Transcribe all of the material below word for word and leave out its pictures.

___ Exercise inputs

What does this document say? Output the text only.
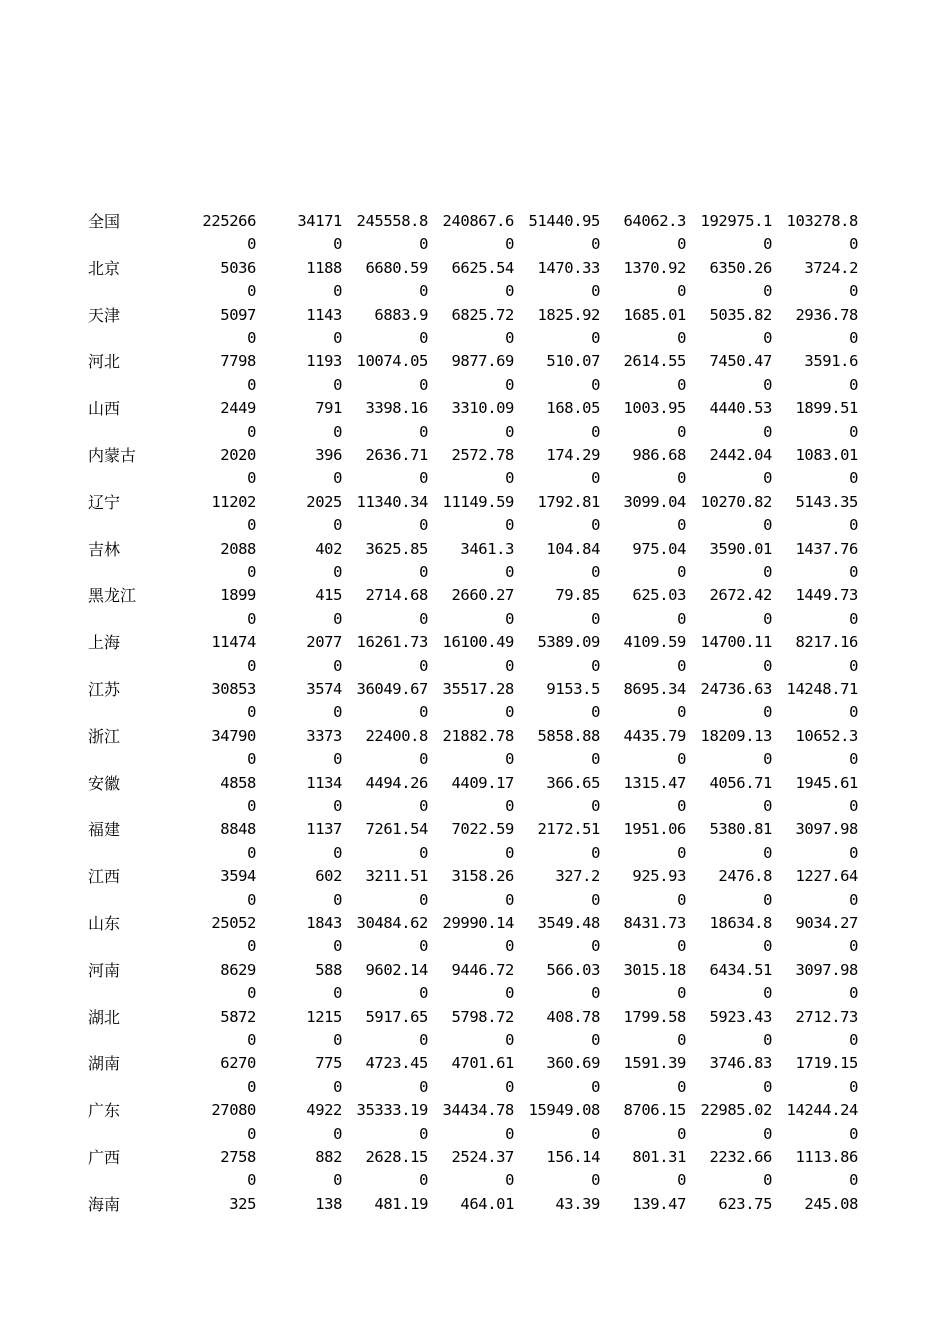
全国	225266	34171 245558.8 240867.6 51440.95	64062.3 192975.1 103278.8
0	0	0	0	0	0	0	0
北京	5036	1188	6680.59	6625.54	1470.33	1370.92	6350.26	3724.2
0	0	0	0	0	0	0	0
天津	5097	1143	6883.9	6825.72	1825.92	1685.01	5035.82	2936.78
0	0	0	0	0	0	0	0
河北	7798	1193 10074.05	9877.69	510.07	2614.55	7450.47	3591.6
0	0	0	0	0	0	0	0
山西	2449	791	3398.16	3310.09	168.05	1003.95	4440.53	1899.51
0	0	0	0	0	0	0	0
内蒙古	2020	396	2636.71	2572.78	174.29	986.68	2442.04	1083.01
0	0	0	0	0	0	0	0
辽宁	11202	2025 11340.34 11149.59	1792.81	3099.04 10270.82	5143.35
0	0	0	0	0	0	0	0
吉林	2088	402	3625.85	3461.3	104.84	975.04	3590.01	1437.76
0	0	0	0	0	0	0	0
黑龙江	1899	415	2714.68	2660.27	79.85	625.03	2672.42	1449.73
0	0	0	0	0	0	0	0
上海	11474	2077 16261.73 16100.49	5389.09	4109.59 14700.11	8217.16
0	0	0	0	0	0	0	0
江苏	30853	3574 36049.67 35517.28	9153.5	8695.34 24736.63 14248.71
0	0	0	0	0	0	0	0
浙江	34790	3373	22400.8 21882.78	5858.88	4435.79 18209.13	10652.3
0	0	0	0	0	0	0	0
安徽	4858	1134	4494.26	4409.17	366.65	1315.47	4056.71	1945.61
0	0	0	0	0	0	0	0
福建	8848	1137	7261.54	7022.59	2172.51	1951.06	5380.81	3097.98
0	0	0	0	0	0	0	0
江西	3594	602	3211.51	3158.26	327.2	925.93	2476.8	1227.64
0	0	0	0	0	0	0	0
山东	25052	1843 30484.62 29990.14	3549.48	8431.73	18634.8	9034.27
0	0	0	0	0	0	0	0
河南	8629	588	9602.14	9446.72	566.03	3015.18	6434.51	3097.98
0	0	0	0	0	0	0	0
湖北	5872	1215	5917.65	5798.72	408.78	1799.58	5923.43	2712.73
0	0	0	0	0	0	0	0
湖南	6270	775	4723.45	4701.61	360.69	1591.39	3746.83	1719.15
0	0	0	0	0	0	0	0
广东	27080	4922 35333.19 34434.78 15949.08	8706.15 22985.02 14244.24
0	0	0	0	0	0	0	0
广西	2758	882	2628.15	2524.37	156.14	801.31	2232.66	1113.86
0	0	0	0	0	0	0	0
海南	325	138	481.19	464.01	43.39	139.47	623.75	245.08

______

Response to the exercise →
What does this document say? Output the text only.
全国	225266	34171 245558.8 240867.6 51440.95	64062.3 192975.1 103278.8
0	0	0	0	0	0	0	0
北京	5036	1188	6680.59	6625.54	1470.33	1370.92	6350.26	3724.2
0	0	0	0	0	0	0	0
天津	5097	1143	6883.9	6825.72	1825.92	1685.01	5035.82	2936.78
0	0	0	0	0	0	0	0
河北	7798	1193 10074.05	9877.69	510.07	2614.55	7450.47	3591.6
0	0	0	0	0	0	0	0
山西	2449	791	3398.16	3310.09	168.05	1003.95	4440.53	1899.51
0	0	0	0	0	0	0	0
内蒙古	2020	396	2636.71	2572.78	174.29	986.68	2442.04	1083.01
0	0	0	0	0	0	0	0
辽宁	11202	2025 11340.34 11149.59	1792.81	3099.04 10270.82	5143.35
0	0	0	0	0	0	0	0
吉林	2088	402	3625.85	3461.3	104.84	975.04	3590.01	1437.76
0	0	0	0	0	0	0	0
黑龙江	1899	415	2714.68	2660.27	79.85	625.03	2672.42	1449.73
0	0	0	0	0	0	0	0
上海	11474	2077 16261.73 16100.49	5389.09	4109.59 14700.11	8217.16
0	0	0	0	0	0	0	0
江苏	30853	3574 36049.67 35517.28	9153.5	8695.34 24736.63 14248.71
0	0	0	0	0	0	0	0
浙江	34790	3373	22400.8 21882.78	5858.88	4435.79 18209.13	10652.3
0	0	0	0	0	0	0	0
安徽	4858	1134	4494.26	4409.17	366.65	1315.47	4056.71	1945.61
0	0	0	0	0	0	0	0
福建	8848	1137	7261.54	7022.59	2172.51	1951.06	5380.81	3097.98
0	0	0	0	0	0	0	0
江西	3594	602	3211.51	3158.26	327.2	925.93	2476.8	1227.64
0	0	0	0	0	0	0	0
山东	25052	1843 30484.62 29990.14	3549.48	8431.73	18634.8	9034.27
0	0	0	0	0	0	0	0
河南	8629	588	9602.14	9446.72	566.03	3015.18	6434.51	3097.98
0	0	0	0	0	0	0	0
湖北	5872	1215	5917.65	5798.72	408.78	1799.58	5923.43	2712.73
0	0	0	0	0	0	0	0
湖南	6270	775	4723.45	4701.61	360.69	1591.39	3746.83	1719.15
0	0	0	0	0	0	0	0
广东	27080	4922 35333.19 34434.78 15949.08	8706.15 22985.02 14244.24
0	0	0	0	0	0	0	0
广西	2758	882	2628.15	2524.37	156.14	801.31	2232.66	1113.86
0	0	0	0	0	0	0	0
海南	325	138	481.19	464.01	43.39	139.47	623.75	245.08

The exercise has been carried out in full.